>> START Recorded information

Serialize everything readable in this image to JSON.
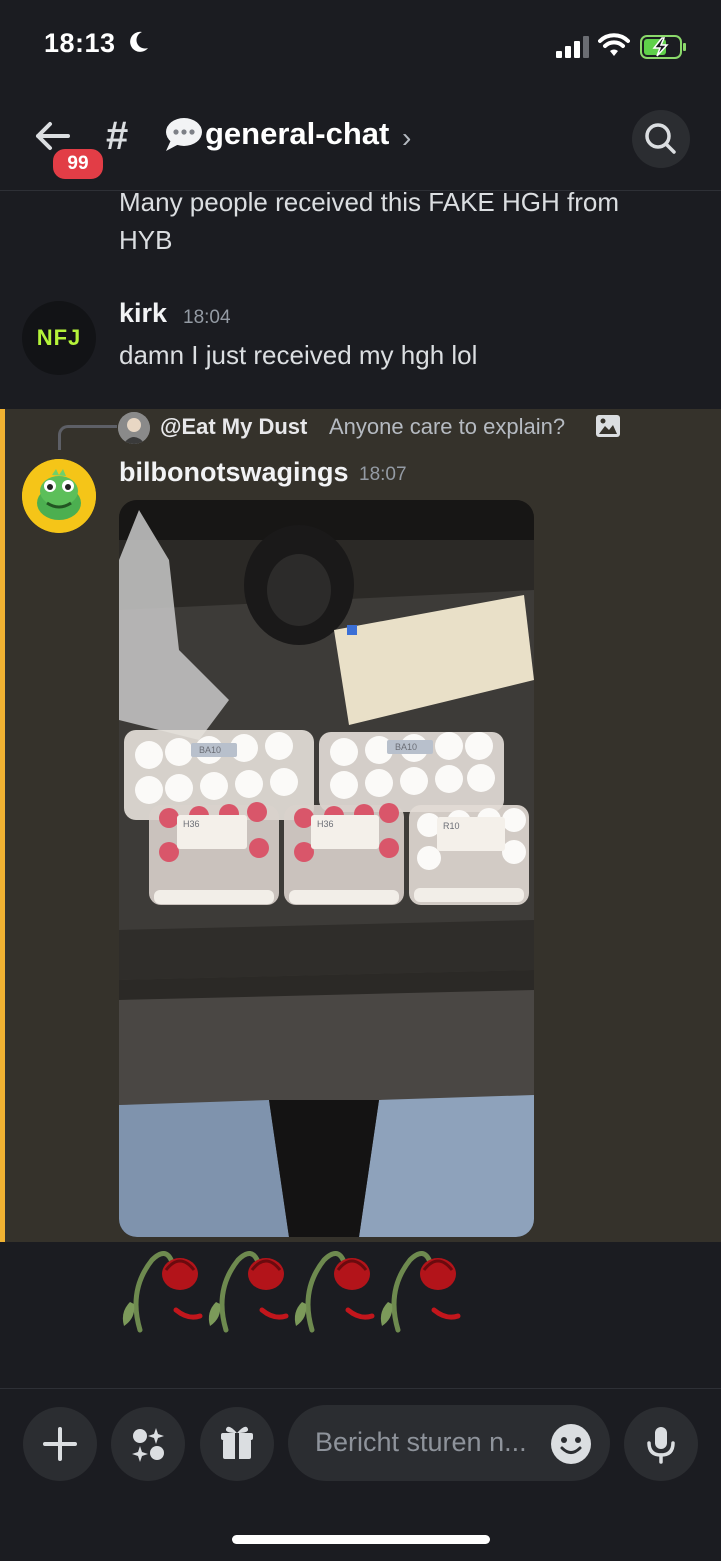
{
  "status_bar": {
    "time": "18:13"
  },
  "header": {
    "badge": "99",
    "hash": "#",
    "channel_name": "general-chat",
    "chevron": "›"
  },
  "messages": [
    {
      "text": "Many people received this FAKE HGH from HYB"
    },
    {
      "avatar_text": "NFJ",
      "username": "kirk",
      "time": "18:04",
      "text": "damn I just received my hgh lol"
    },
    {
      "reply": {
        "user": "@Eat My Dust",
        "text": "Anyone care to explain?"
      },
      "username": "bilbonotswagings",
      "time": "18:07",
      "photo_labels": [
        "BA10",
        "BA10",
        "H36",
        "H36",
        "R10"
      ]
    }
  ],
  "composer": {
    "placeholder": "Bericht sturen n..."
  },
  "colors": {
    "mention_bar": "#f0b232",
    "mention_bg": "#35322b",
    "badge": "#e23d46",
    "nfj_text": "#b5f43a"
  },
  "icons": [
    "back-arrow-icon",
    "search-icon",
    "plus-icon",
    "apps-icon",
    "gift-icon",
    "emoji-icon",
    "mic-icon",
    "image-icon",
    "speech-bubble-icon",
    "rose-emoji"
  ]
}
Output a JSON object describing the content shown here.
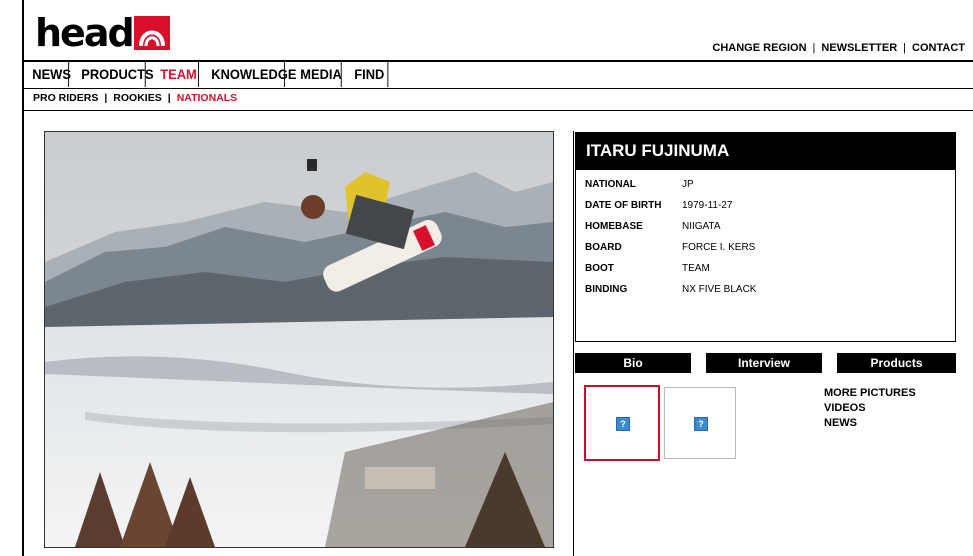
{
  "brand": {
    "logo_text": "head",
    "accent": "#d8102c"
  },
  "utility_nav": {
    "items": [
      "CHANGE REGION",
      "NEWSLETTER",
      "CONTACT"
    ]
  },
  "main_nav": {
    "items": [
      "NEWS",
      "PRODUCTS",
      "TEAM",
      "KNOWLEDGE",
      "MEDIA",
      "FIND"
    ],
    "active": "TEAM"
  },
  "sub_nav": {
    "items": [
      "PRO RIDERS",
      "ROOKIES",
      "NATIONALS"
    ],
    "active": "NATIONALS"
  },
  "rider": {
    "name": "ITARU FUJINUMA",
    "fields": [
      {
        "label": "NATIONAL",
        "value": "JP"
      },
      {
        "label": "DATE OF BIRTH",
        "value": "1979-11-27"
      },
      {
        "label": "HOMEBASE",
        "value": "NIIGATA"
      },
      {
        "label": "BOARD",
        "value": "FORCE I. KERS"
      },
      {
        "label": "BOOT",
        "value": "TEAM"
      },
      {
        "label": "BINDING",
        "value": "NX FIVE BLACK"
      }
    ]
  },
  "tabs": [
    "Bio",
    "Interview",
    "Products"
  ],
  "thumbnails": {
    "placeholder_glyph": "?"
  },
  "media_links": [
    "MORE PICTURES",
    "VIDEOS",
    "NEWS"
  ]
}
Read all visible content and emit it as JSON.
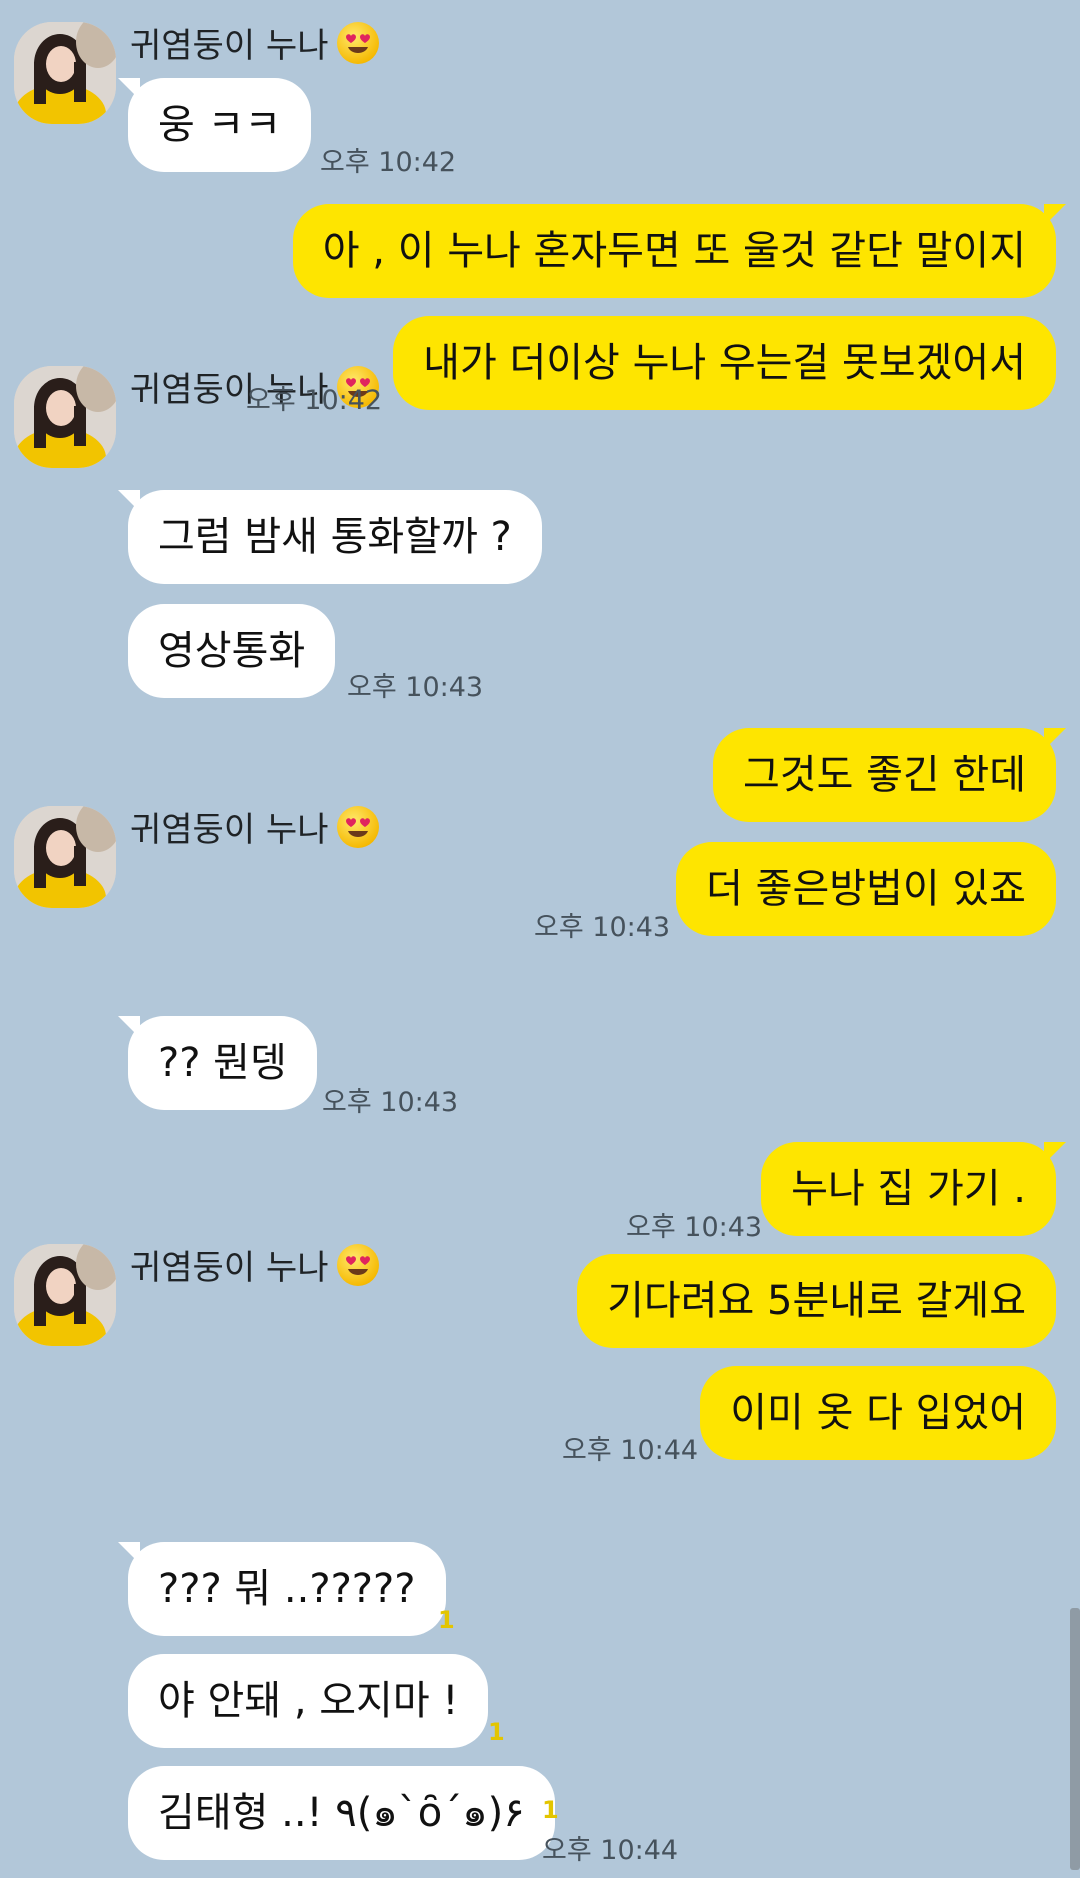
{
  "contact": {
    "name": "귀염둥이 누나"
  },
  "colors": {
    "background": "#b2c7d9",
    "incoming_bubble": "#ffffff",
    "outgoing_bubble": "#fee500",
    "unread_count": "#e3c500"
  },
  "messages": [
    {
      "id": "m1",
      "dir": "in",
      "text": "웅 ㅋㅋ",
      "time": "오후 10:42"
    },
    {
      "id": "m2",
      "dir": "out",
      "text": "아 , 이 누나 혼자두면 또 울것 같단 말이지"
    },
    {
      "id": "m3",
      "dir": "out",
      "text": "내가 더이상 누나 우는걸 못보겠어서",
      "time": "오후 10:42"
    },
    {
      "id": "m4",
      "dir": "in",
      "text": "그럼 밤새 통화할까 ?"
    },
    {
      "id": "m5",
      "dir": "in",
      "text": "영상통화",
      "time": "오후 10:43"
    },
    {
      "id": "m6",
      "dir": "out",
      "text": "그것도 좋긴 한데"
    },
    {
      "id": "m7",
      "dir": "out",
      "text": "더 좋은방법이 있죠",
      "time": "오후 10:43"
    },
    {
      "id": "m8",
      "dir": "in",
      "text": "?? 뭔뎅",
      "time": "오후 10:43"
    },
    {
      "id": "m9",
      "dir": "out",
      "text": "누나 집 가기 .",
      "time": "오후 10:43"
    },
    {
      "id": "m10",
      "dir": "out",
      "text": "기다려요 5분내로 갈게요"
    },
    {
      "id": "m11",
      "dir": "out",
      "text": "이미 옷 다 입었어",
      "time": "오후 10:44"
    },
    {
      "id": "m12",
      "dir": "in",
      "text": "??? 뭐 ..?????",
      "unread": "1"
    },
    {
      "id": "m13",
      "dir": "in",
      "text": "야 안돼 , 오지마 !",
      "unread": "1"
    },
    {
      "id": "m14",
      "dir": "in",
      "text": "김태형 ..! ٩(๑`ȏ´๑)۶",
      "unread": "1",
      "time": "오후 10:44"
    }
  ],
  "icons": {
    "avatar": "profile-photo-icon",
    "emoji": "heart-eyes-emoji-icon"
  }
}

>> END Recorded information

A single figure is required: the number of lines above in which the word "this" occurs.

### Finished task
2